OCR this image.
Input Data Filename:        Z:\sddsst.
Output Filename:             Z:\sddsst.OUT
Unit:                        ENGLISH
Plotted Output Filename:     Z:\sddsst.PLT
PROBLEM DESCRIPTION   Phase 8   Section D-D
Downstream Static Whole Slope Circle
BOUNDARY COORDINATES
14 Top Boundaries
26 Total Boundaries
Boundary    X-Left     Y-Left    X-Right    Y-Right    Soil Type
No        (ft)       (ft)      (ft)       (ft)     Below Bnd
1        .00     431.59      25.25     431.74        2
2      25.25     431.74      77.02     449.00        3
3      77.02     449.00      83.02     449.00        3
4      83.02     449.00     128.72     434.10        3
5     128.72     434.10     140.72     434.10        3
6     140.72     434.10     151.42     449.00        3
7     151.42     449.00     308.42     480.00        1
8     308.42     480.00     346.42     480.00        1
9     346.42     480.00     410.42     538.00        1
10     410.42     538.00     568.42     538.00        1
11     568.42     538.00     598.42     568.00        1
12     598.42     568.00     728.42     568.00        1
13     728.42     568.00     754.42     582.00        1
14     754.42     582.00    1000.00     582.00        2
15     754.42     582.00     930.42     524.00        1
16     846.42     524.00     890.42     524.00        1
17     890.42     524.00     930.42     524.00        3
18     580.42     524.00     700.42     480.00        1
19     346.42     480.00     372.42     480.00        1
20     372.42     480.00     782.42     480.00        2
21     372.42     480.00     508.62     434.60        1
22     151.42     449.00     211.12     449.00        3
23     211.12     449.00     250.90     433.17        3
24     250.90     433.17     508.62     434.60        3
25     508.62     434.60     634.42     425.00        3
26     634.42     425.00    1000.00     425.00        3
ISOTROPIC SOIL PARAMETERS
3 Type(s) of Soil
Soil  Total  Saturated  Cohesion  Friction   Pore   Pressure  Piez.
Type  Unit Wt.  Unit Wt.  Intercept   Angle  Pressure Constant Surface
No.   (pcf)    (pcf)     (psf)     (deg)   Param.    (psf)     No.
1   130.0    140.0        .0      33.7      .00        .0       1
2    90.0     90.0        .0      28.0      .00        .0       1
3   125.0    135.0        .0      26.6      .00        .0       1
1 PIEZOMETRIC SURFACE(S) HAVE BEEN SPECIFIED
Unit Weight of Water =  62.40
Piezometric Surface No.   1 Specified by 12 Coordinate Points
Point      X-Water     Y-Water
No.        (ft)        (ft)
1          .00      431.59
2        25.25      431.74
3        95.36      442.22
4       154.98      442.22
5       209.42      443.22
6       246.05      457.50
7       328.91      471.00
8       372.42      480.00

※ ※ ※

▸ **Exercise objective**:
Reproduce the data, keeping every line exactly the same.

▸ **Response**:
OCR this image.
Input Data Filename:        Z:\sddsst.
Output Filename:             Z:\sddsst.OUT
Unit:                        ENGLISH
Plotted Output Filename:     Z:\sddsst.PLT
PROBLEM DESCRIPTION   Phase 8   Section D-D
Downstream Static Whole Slope Circle
BOUNDARY COORDINATES
14 Top Boundaries
26 Total Boundaries
Boundary    X-Left     Y-Left    X-Right    Y-Right    Soil Type
No        (ft)       (ft)      (ft)       (ft)     Below Bnd
1        .00     431.59      25.25     431.74        2
2      25.25     431.74      77.02     449.00        3
3      77.02     449.00      83.02     449.00        3
4      83.02     449.00     128.72     434.10        3
5     128.72     434.10     140.72     434.10        3
6     140.72     434.10     151.42     449.00        3
7     151.42     449.00     308.42     480.00        1
8     308.42     480.00     346.42     480.00        1
9     346.42     480.00     410.42     538.00        1
10     410.42     538.00     568.42     538.00        1
11     568.42     538.00     598.42     568.00        1
12     598.42     568.00     728.42     568.00        1
13     728.42     568.00     754.42     582.00        1
14     754.42     582.00    1000.00     582.00        2
15     754.42     582.00     930.42     524.00        1
16     846.42     524.00     890.42     524.00        1
17     890.42     524.00     930.42     524.00        3
18     580.42     524.00     700.42     480.00        1
19     346.42     480.00     372.42     480.00        1
20     372.42     480.00     782.42     480.00        2
21     372.42     480.00     508.62     434.60        1
22     151.42     449.00     211.12     449.00        3
23     211.12     449.00     250.90     433.17        3
24     250.90     433.17     508.62     434.60        3
25     508.62     434.60     634.42     425.00        3
26     634.42     425.00    1000.00     425.00        3
ISOTROPIC SOIL PARAMETERS
3 Type(s) of Soil
Soil  Total  Saturated  Cohesion  Friction   Pore   Pressure  Piez.
Type  Unit Wt.  Unit Wt.  Intercept   Angle  Pressure Constant Surface
No.   (pcf)    (pcf)     (psf)     (deg)   Param.    (psf)     No.
1   130.0    140.0        .0      33.7      .00        .0       1
2    90.0     90.0        .0      28.0      .00        .0       1
3   125.0    135.0        .0      26.6      .00        .0       1
1 PIEZOMETRIC SURFACE(S) HAVE BEEN SPECIFIED
Unit Weight of Water =  62.40
Piezometric Surface No.   1 Specified by 12 Coordinate Points
Point      X-Water     Y-Water
No.        (ft)        (ft)
1          .00      431.59
2        25.25      431.74
3        95.36      442.22
4       154.98      442.22
5       209.42      443.22
6       246.05      457.50
7       328.91      471.00
8       372.42      480.00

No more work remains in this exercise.